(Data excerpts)
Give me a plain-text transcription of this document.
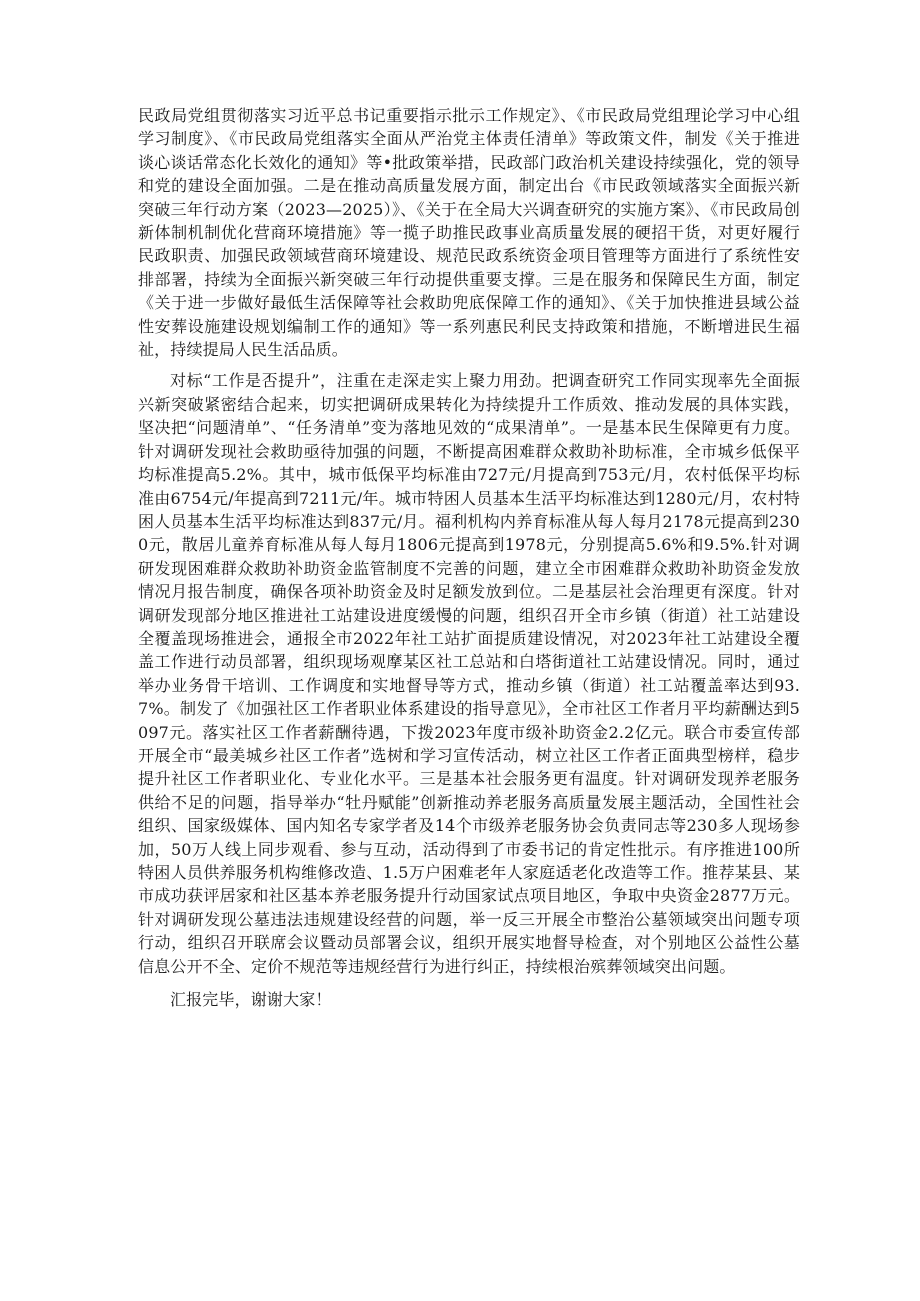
民政局党组贯彻落实习近平总书记重要指示批示工作规定》、《市民政局党组理论学习中心组学习制度》、《市民政局党组落实全面从严治党主体责任清单》等政策文件，制发《关于推进谈心谈话常态化长效化的通知》等•批政策举措，民政部门政治机关建设持续强化，党的领导和党的建设全面加强。二是在推动高质量发展方面，制定出台《市民政领域落实全面振兴新突破三年行动方案（2023—2025）》、《关于在全局大兴调查研究的实施方案》、《市民政局创新体制机制优化营商环境措施》等一揽子助推民政事业高质量发展的硬招干货，对更好履行民政职责、加强民政领域营商环境建设、规范民政系统资金项目管理等方面进行了系统性安排部署，持续为全面振兴新突破三年行动提供重要支撑。三是在服务和保障民生方面，制定《关于进一步做好最低生活保障等社会救助兜底保障工作的通知》、《关于加快推进县域公益性安葬设施建设规划编制工作的通知》等一系列惠民利民支持政策和措施，不断增进民生福祉，持续提局人民生活品质。

对标“工作是否提升”，注重在走深走实上聚力用劲。把调查研究工作同实现率先全面振兴新突破紧密结合起来，切实把调研成果转化为持续提升工作质效、推动发展的具体实践，坚决把“问题清单”、“任务清单”变为落地见效的“成果清单”。一是基本民生保障更有力度。针对调研发现社会救助亟待加强的问题，不断提高困难群众救助补助标准，全市城乡低保平均标准提高5.2%。其中，城市低保平均标准由727元/月提高到753元/月，农村低保平均标准由6754元/年提高到7211元/年。城市特困人员基本生活平均标准达到1280元/月，农村特困人员基本生活平均标准达到837元/月。福利机构内养育标准从每人每月2178元提高到2300元，散居儿童养育标准从每人每月1806元提高到1978元，分别提高5.6%和9.5%.针对调研发现困难群众救助补助资金监管制度不完善的问题，建立全市困难群众救助补助资金发放情况月报告制度，确保各项补助资金及时足额发放到位。二是基层社会治理更有深度。针对调研发现部分地区推进社工站建设进度缓慢的问题，组织召开全市乡镇（街道）社工站建设全覆盖现场推进会，通报全市2022年社工站扩面提质建设情况，对2023年社工站建设全覆盖工作进行动员部署，组织现场观摩某区社工总站和白塔街道社工站建设情况。同时，通过举办业务骨干培训、工作调度和实地督导等方式，推动乡镇（街道）社工站覆盖率达到93.7%。制发了《加强社区工作者职业体系建设的指导意见》，全市社区工作者月平均薪酬达到5097元。落实社区工作者薪酬待遇，下拨2023年度市级补助资金2.2亿元。联合市委宣传部开展全市“最美城乡社区工作者”选树和学习宣传活动，树立社区工作者正面典型榜样，稳步提升社区工作者职业化、专业化水平。三是基本社会服务更有温度。针对调研发现养老服务供给不足的问题，指导举办“牡丹赋能”创新推动养老服务高质量发展主题活动，全国性社会组织、国家级媒体、国内知名专家学者及14个市级养老服务协会负责同志等230多人现场参加，50万人线上同步观看、参与互动，活动得到了市委书记的肯定性批示。有序推进100所特困人员供养服务机构维修改造、1.5万户困难老年人家庭适老化改造等工作。推荐某县、某市成功获评居家和社区基本养老服务提升行动国家试点项目地区，争取中央资金2877万元。针对调研发现公墓违法违规建设经营的问题，举一反三开展全市整治公墓领域突出问题专项行动，组织召开联席会议暨动员部署会议，组织开展实地督导检查，对个别地区公益性公墓信息公开不全、定价不规范等违规经营行为进行纠正，持续根治殡葬领域突出问题。

汇报完毕，谢谢大家！
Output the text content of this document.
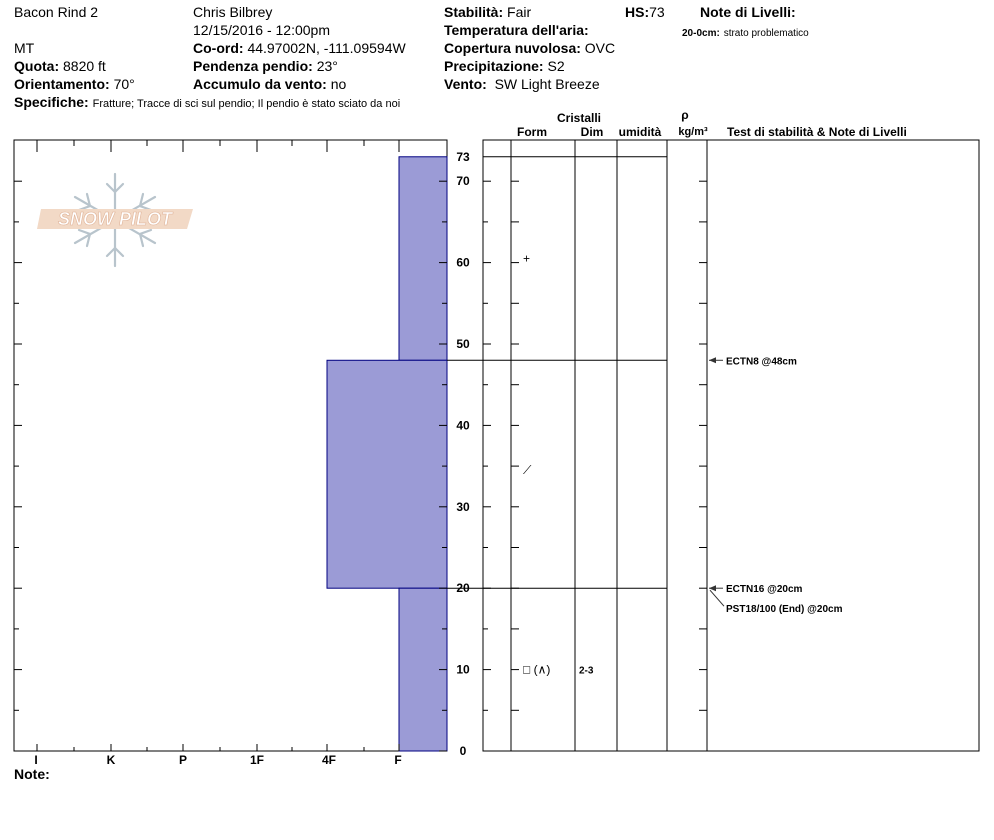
Bacon Rind 2
MT
Quota: 8820 ft
Orientamento: 70°
Specifiche: Fratture; Tracce di sci sul pendio; Il pendio è stato sciato da noi
Chris Bilbrey
12/15/2016 - 12:00pm
Co-ord: 44.97002N, -111.09594W
Pendenza pendio: 23°
Accumulo da vento: no
Stabilità: Fair
Temperatura dell'aria:
Copertura nuvolosa: OVC
Precipitazione: S2
Vento: SW Light Breeze
HS:73	Note di Livelli:
20-0cm: strato problematico
Note:
SNOW PILOT
I	K	P	1F	4F	F
0
10
20
30
40
50
60
70
73
+
⟋
□ (∧)	2-3
ECTN8 @48cm
ECTN16 @20cm
PST18/100 (End) @20cm
Cristalli
Form	Dim umidità
ρ
kg/m³ Test di stabilità & Note di Livelli
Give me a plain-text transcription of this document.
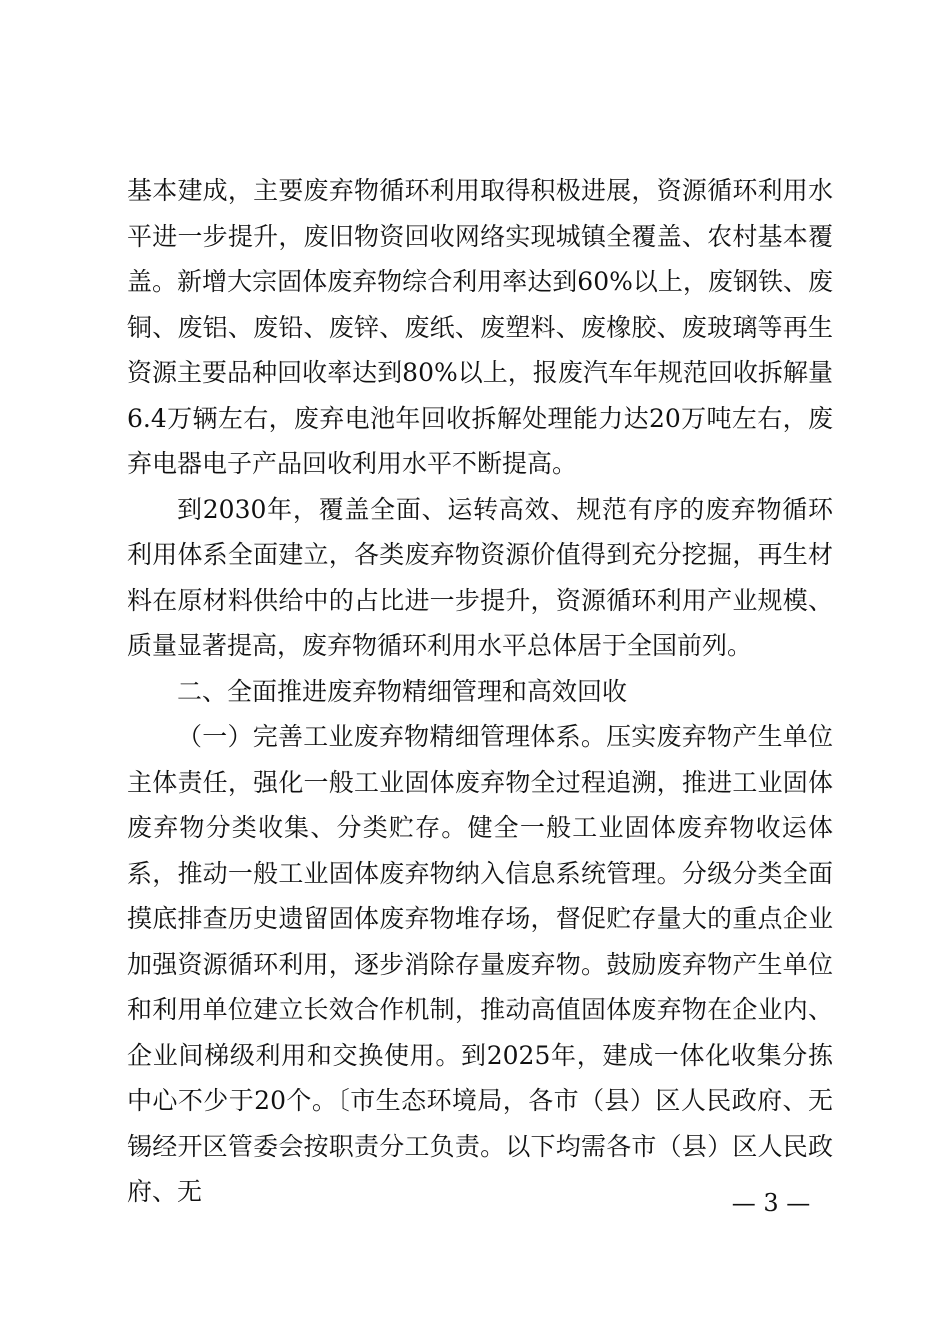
基本建成，主要废弃物循环利用取得积极进展，资源循环利用水平进一步提升，废旧物资回收网络实现城镇全覆盖、农村基本覆盖。新增大宗固体废弃物综合利用率达到60%以上，废钢铁、废铜、废铝、废铅、废锌、废纸、废塑料、废橡胶、废玻璃等再生资源主要品种回收率达到80%以上，报废汽车年规范回收拆解量6.4万辆左右，废弃电池年回收拆解处理能力达20万吨左右，废弃电器电子产品回收利用水平不断提高。

到2030年，覆盖全面、运转高效、规范有序的废弃物循环利用体系全面建立，各类废弃物资源价值得到充分挖掘，再生材料在原材料供给中的占比进一步提升，资源循环利用产业规模、质量显著提高，废弃物循环利用水平总体居于全国前列。

二、全面推进废弃物精细管理和高效回收

（一）完善工业废弃物精细管理体系。压实废弃物产生单位主体责任，强化一般工业固体废弃物全过程追溯，推进工业固体废弃物分类收集、分类贮存。健全一般工业固体废弃物收运体系，推动一般工业固体废弃物纳入信息系统管理。分级分类全面摸底排查历史遗留固体废弃物堆存场，督促贮存量大的重点企业加强资源循环利用，逐步消除存量废弃物。鼓励废弃物产生单位和利用单位建立长效合作机制，推动高值固体废弃物在企业内、企业间梯级利用和交换使用。到2025年，建成一体化收集分拣中心不少于20个。〔市生态环境局，各市（县）区人民政府、无锡经开区管委会按职责分工负责。以下均需各市（县）区人民政府、无	— 3 —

*EXERCISE DESCRIPTION*: Which lines above contain "Livelli"? Show each of them.

*RESULT OF THIS EXERCISE*:
HS:73	Note di Livelli:
kg/m³ Test di stabilità & Note di Livelli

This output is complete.